[DESCRIPTION OF THE TASK] Repeat the material exactly, every line of it.

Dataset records
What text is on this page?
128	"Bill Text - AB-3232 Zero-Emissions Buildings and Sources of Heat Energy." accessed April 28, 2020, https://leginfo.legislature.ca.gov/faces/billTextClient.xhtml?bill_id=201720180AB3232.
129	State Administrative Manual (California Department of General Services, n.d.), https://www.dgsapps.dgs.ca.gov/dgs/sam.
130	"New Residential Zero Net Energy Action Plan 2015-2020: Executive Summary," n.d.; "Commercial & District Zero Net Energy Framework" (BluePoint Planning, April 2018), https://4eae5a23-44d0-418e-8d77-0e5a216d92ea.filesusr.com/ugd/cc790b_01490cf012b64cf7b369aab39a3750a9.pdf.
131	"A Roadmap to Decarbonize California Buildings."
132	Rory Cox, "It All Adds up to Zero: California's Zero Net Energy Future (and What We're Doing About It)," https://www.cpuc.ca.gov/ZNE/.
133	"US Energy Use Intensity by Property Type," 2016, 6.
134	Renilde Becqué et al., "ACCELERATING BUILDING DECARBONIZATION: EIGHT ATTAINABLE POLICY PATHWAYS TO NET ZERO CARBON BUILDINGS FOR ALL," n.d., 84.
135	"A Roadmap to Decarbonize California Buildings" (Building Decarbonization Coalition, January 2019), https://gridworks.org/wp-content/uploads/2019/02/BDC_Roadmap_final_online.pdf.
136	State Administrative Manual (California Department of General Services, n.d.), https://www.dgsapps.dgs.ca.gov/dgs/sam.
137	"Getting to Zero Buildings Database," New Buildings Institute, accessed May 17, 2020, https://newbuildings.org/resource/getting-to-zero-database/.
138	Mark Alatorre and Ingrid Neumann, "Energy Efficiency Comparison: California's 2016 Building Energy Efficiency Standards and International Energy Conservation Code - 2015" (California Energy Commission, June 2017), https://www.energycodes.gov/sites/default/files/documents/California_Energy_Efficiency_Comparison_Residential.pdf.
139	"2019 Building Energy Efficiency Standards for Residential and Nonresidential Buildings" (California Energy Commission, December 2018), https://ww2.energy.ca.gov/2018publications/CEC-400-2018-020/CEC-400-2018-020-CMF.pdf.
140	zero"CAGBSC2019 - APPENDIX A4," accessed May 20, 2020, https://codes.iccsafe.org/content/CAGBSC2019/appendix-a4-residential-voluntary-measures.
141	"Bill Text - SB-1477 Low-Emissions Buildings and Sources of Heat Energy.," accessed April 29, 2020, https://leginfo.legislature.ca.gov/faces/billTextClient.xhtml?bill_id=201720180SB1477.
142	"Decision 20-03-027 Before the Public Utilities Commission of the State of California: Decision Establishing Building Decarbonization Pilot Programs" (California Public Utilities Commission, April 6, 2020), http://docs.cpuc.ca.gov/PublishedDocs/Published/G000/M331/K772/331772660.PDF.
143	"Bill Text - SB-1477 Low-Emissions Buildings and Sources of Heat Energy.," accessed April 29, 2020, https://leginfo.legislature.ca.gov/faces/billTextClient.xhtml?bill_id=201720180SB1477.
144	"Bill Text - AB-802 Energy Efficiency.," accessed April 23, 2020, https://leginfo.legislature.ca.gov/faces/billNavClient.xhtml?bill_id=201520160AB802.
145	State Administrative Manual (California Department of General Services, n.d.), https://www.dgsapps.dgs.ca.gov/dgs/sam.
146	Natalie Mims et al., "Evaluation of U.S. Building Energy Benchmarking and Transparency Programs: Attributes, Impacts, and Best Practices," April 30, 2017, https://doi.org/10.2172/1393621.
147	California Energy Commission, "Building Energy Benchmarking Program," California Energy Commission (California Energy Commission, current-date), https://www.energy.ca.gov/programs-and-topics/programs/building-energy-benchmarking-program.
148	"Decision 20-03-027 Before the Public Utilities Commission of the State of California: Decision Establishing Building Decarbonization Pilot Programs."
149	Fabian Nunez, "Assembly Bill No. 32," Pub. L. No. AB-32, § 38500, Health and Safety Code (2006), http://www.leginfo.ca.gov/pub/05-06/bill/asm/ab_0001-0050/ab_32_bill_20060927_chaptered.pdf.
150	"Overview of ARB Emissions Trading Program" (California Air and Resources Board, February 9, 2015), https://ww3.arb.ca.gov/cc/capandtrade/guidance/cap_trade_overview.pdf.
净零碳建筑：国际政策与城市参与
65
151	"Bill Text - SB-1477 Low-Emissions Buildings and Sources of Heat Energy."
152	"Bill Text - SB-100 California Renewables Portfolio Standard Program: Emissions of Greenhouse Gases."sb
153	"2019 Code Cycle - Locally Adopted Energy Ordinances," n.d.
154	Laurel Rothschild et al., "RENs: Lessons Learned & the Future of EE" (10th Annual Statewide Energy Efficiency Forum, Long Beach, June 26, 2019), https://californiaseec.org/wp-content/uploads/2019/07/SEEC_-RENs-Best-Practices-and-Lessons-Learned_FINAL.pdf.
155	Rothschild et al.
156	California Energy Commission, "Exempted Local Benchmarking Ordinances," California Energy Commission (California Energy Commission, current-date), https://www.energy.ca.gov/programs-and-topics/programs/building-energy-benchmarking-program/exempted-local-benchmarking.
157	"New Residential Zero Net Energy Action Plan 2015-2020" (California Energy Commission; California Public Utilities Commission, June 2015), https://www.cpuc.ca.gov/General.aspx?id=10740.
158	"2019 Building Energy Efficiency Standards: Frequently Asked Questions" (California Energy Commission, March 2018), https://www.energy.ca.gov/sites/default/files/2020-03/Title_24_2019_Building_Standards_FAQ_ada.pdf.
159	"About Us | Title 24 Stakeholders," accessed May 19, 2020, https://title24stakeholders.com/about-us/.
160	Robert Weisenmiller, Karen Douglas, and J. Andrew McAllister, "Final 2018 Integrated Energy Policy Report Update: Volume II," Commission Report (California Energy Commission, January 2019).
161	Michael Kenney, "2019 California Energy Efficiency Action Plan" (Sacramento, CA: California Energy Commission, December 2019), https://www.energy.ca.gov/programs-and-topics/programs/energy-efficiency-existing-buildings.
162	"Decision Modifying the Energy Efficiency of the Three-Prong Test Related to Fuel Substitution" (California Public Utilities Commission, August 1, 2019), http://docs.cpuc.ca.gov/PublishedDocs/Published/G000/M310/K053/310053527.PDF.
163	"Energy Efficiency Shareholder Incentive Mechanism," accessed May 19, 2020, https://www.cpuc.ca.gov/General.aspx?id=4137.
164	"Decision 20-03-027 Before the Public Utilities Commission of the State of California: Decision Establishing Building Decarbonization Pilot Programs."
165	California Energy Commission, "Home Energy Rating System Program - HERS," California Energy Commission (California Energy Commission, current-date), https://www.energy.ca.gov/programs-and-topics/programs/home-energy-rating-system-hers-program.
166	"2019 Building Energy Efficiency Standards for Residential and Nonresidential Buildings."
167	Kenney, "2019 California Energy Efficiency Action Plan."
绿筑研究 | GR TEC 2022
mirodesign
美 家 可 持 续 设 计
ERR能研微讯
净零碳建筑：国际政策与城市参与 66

[RESPONSE TO THE TASK]
What text is on this page?
128	"Bill Text - AB-3232 Zero-Emissions Buildings and Sources of Heat Energy." accessed April 28, 2020, https://leginfo.legislature.ca.gov/faces/billTextClient.xhtml?bill_id=201720180AB3232.
129	State Administrative Manual (California Department of General Services, n.d.), https://www.dgsapps.dgs.ca.gov/dgs/sam.
130	"New Residential Zero Net Energy Action Plan 2015-2020: Executive Summary," n.d.; "Commercial & District Zero Net Energy Framework" (BluePoint Planning, April 2018), https://4eae5a23-44d0-418e-8d77-0e5a216d92ea.filesusr.com/ugd/cc790b_01490cf012b64cf7b369aab39a3750a9.pdf.
131	"A Roadmap to Decarbonize California Buildings."
132	Rory Cox, "It All Adds up to Zero: California's Zero Net Energy Future (and What We're Doing About It)," https://www.cpuc.ca.gov/ZNE/.
133	"US Energy Use Intensity by Property Type," 2016, 6.
134	Renilde Becqué et al., "ACCELERATING BUILDING DECARBONIZATION: EIGHT ATTAINABLE POLICY PATHWAYS TO NET ZERO CARBON BUILDINGS FOR ALL," n.d., 84.
135	"A Roadmap to Decarbonize California Buildings" (Building Decarbonization Coalition, January 2019), https://gridworks.org/wp-content/uploads/2019/02/BDC_Roadmap_final_online.pdf.
136	State Administrative Manual (California Department of General Services, n.d.), https://www.dgsapps.dgs.ca.gov/dgs/sam.
137	"Getting to Zero Buildings Database," New Buildings Institute, accessed May 17, 2020, https://newbuildings.org/resource/getting-to-zero-database/.
138	Mark Alatorre and Ingrid Neumann, "Energy Efficiency Comparison: California's 2016 Building Energy Efficiency Standards and International Energy Conservation Code - 2015" (California Energy Commission, June 2017), https://www.energycodes.gov/sites/default/files/documents/California_Energy_Efficiency_Comparison_Residential.pdf.
139	"2019 Building Energy Efficiency Standards for Residential and Nonresidential Buildings" (California Energy Commission, December 2018), https://ww2.energy.ca.gov/2018publications/CEC-400-2018-020/CEC-400-2018-020-CMF.pdf.
140	zero"CAGBSC2019 - APPENDIX A4," accessed May 20, 2020, https://codes.iccsafe.org/content/CAGBSC2019/appendix-a4-residential-voluntary-measures.
141	"Bill Text - SB-1477 Low-Emissions Buildings and Sources of Heat Energy.," accessed April 29, 2020, https://leginfo.legislature.ca.gov/faces/billTextClient.xhtml?bill_id=201720180SB1477.
142	"Decision 20-03-027 Before the Public Utilities Commission of the State of California: Decision Establishing Building Decarbonization Pilot Programs" (California Public Utilities Commission, April 6, 2020), http://docs.cpuc.ca.gov/PublishedDocs/Published/G000/M331/K772/331772660.PDF.
143	"Bill Text - SB-1477 Low-Emissions Buildings and Sources of Heat Energy.," accessed April 29, 2020, https://leginfo.legislature.ca.gov/faces/billTextClient.xhtml?bill_id=201720180SB1477.
144	"Bill Text - AB-802 Energy Efficiency.," accessed April 23, 2020, https://leginfo.legislature.ca.gov/faces/billNavClient.xhtml?bill_id=201520160AB802.
145	State Administrative Manual (California Department of General Services, n.d.), https://www.dgsapps.dgs.ca.gov/dgs/sam.
146	Natalie Mims et al., "Evaluation of U.S. Building Energy Benchmarking and Transparency Programs: Attributes, Impacts, and Best Practices," April 30, 2017, https://doi.org/10.2172/1393621.
147	California Energy Commission, "Building Energy Benchmarking Program," California Energy Commission (California Energy Commission, current-date), https://www.energy.ca.gov/programs-and-topics/programs/building-energy-benchmarking-program.
148	"Decision 20-03-027 Before the Public Utilities Commission of the State of California: Decision Establishing Building Decarbonization Pilot Programs."
149	Fabian Nunez, "Assembly Bill No. 32," Pub. L. No. AB-32, § 38500, Health and Safety Code (2006), http://www.leginfo.ca.gov/pub/05-06/bill/asm/ab_0001-0050/ab_32_bill_20060927_chaptered.pdf.
150	"Overview of ARB Emissions Trading Program" (California Air and Resources Board, February 9, 2015), https://ww3.arb.ca.gov/cc/capandtrade/guidance/cap_trade_overview.pdf.
净零碳建筑：国际政策与城市参与
65
151	"Bill Text - SB-1477 Low-Emissions Buildings and Sources of Heat Energy."
152	"Bill Text - SB-100 California Renewables Portfolio Standard Program: Emissions of Greenhouse Gases."sb
153	"2019 Code Cycle - Locally Adopted Energy Ordinances," n.d.
154	Laurel Rothschild et al., "RENs: Lessons Learned & the Future of EE" (10th Annual Statewide Energy Efficiency Forum, Long Beach, June 26, 2019), https://californiaseec.org/wp-content/uploads/2019/07/SEEC_-RENs-Best-Practices-and-Lessons-Learned_FINAL.pdf.
155	Rothschild et al.
156	California Energy Commission, "Exempted Local Benchmarking Ordinances," California Energy Commission (California Energy Commission, current-date), https://www.energy.ca.gov/programs-and-topics/programs/building-energy-benchmarking-program/exempted-local-benchmarking.
157	"New Residential Zero Net Energy Action Plan 2015-2020" (California Energy Commission; California Public Utilities Commission, June 2015), https://www.cpuc.ca.gov/General.aspx?id=10740.
158	"2019 Building Energy Efficiency Standards: Frequently Asked Questions" (California Energy Commission, March 2018), https://www.energy.ca.gov/sites/default/files/2020-03/Title_24_2019_Building_Standards_FAQ_ada.pdf.
159	"About Us | Title 24 Stakeholders," accessed May 19, 2020, https://title24stakeholders.com/about-us/.
160	Robert Weisenmiller, Karen Douglas, and J. Andrew McAllister, "Final 2018 Integrated Energy Policy Report Update: Volume II," Commission Report (California Energy Commission, January 2019).
161	Michael Kenney, "2019 California Energy Efficiency Action Plan" (Sacramento, CA: California Energy Commission, December 2019), https://www.energy.ca.gov/programs-and-topics/programs/energy-efficiency-existing-buildings.
162	"Decision Modifying the Energy Efficiency of the Three-Prong Test Related to Fuel Substitution" (California Public Utilities Commission, August 1, 2019), http://docs.cpuc.ca.gov/PublishedDocs/Published/G000/M310/K053/310053527.PDF.
163	"Energy Efficiency Shareholder Incentive Mechanism," accessed May 19, 2020, https://www.cpuc.ca.gov/General.aspx?id=4137.
164	"Decision 20-03-027 Before the Public Utilities Commission of the State of California: Decision Establishing Building Decarbonization Pilot Programs."
165	California Energy Commission, "Home Energy Rating System Program - HERS," California Energy Commission (California Energy Commission, current-date), https://www.energy.ca.gov/programs-and-topics/programs/home-energy-rating-system-hers-program.
166	"2019 Building Energy Efficiency Standards for Residential and Nonresidential Buildings."
167	Kenney, "2019 California Energy Efficiency Action Plan."
绿筑研究 | GR TEC 2022
mirodesign
美 家 可 持 续 设 计
ERR能研微讯
净零碳建筑：国际政策与城市参与 66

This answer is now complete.